What the task requires
Reproduce each record exactly.

Material provided
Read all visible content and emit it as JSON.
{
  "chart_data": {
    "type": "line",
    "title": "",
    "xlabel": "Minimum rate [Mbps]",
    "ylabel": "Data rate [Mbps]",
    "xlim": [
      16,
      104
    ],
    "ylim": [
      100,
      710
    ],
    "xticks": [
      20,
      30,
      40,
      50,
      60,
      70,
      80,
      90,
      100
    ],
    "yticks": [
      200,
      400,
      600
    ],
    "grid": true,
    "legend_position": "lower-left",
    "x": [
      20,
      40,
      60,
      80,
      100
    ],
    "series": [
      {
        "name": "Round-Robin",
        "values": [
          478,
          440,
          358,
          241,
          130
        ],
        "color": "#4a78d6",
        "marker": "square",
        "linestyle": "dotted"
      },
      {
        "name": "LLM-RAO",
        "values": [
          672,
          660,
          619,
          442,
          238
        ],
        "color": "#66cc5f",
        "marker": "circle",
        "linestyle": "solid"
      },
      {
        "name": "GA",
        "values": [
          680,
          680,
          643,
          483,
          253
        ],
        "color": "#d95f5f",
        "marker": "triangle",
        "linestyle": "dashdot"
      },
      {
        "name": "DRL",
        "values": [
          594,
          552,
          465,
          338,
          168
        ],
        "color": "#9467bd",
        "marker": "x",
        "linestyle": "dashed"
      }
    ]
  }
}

Response to this exercise
Read all visible content and emit it as JSON.
{
  "chart_data": {
    "type": "line",
    "title": "",
    "xlabel": "Minimum rate [Mbps]",
    "ylabel": "Data rate [Mbps]",
    "xlim": [
      16,
      104
    ],
    "ylim": [
      100,
      710
    ],
    "xticks": [
      20,
      30,
      40,
      50,
      60,
      70,
      80,
      90,
      100
    ],
    "yticks": [
      200,
      400,
      600
    ],
    "grid": true,
    "legend_position": "lower-left",
    "x": [
      20,
      40,
      60,
      80,
      100
    ],
    "series": [
      {
        "name": "Round-Robin",
        "values": [
          478,
          440,
          358,
          241,
          130
        ],
        "color": "#4a78d6",
        "marker": "square",
        "linestyle": "dotted"
      },
      {
        "name": "LLM-RAO",
        "values": [
          672,
          660,
          619,
          442,
          238
        ],
        "color": "#66cc5f",
        "marker": "circle",
        "linestyle": "solid"
      },
      {
        "name": "GA",
        "values": [
          680,
          680,
          643,
          483,
          253
        ],
        "color": "#d95f5f",
        "marker": "triangle",
        "linestyle": "dashdot"
      },
      {
        "name": "DRL",
        "values": [
          594,
          552,
          465,
          338,
          168
        ],
        "color": "#9467bd",
        "marker": "x",
        "linestyle": "dashed"
      }
    ]
  }
}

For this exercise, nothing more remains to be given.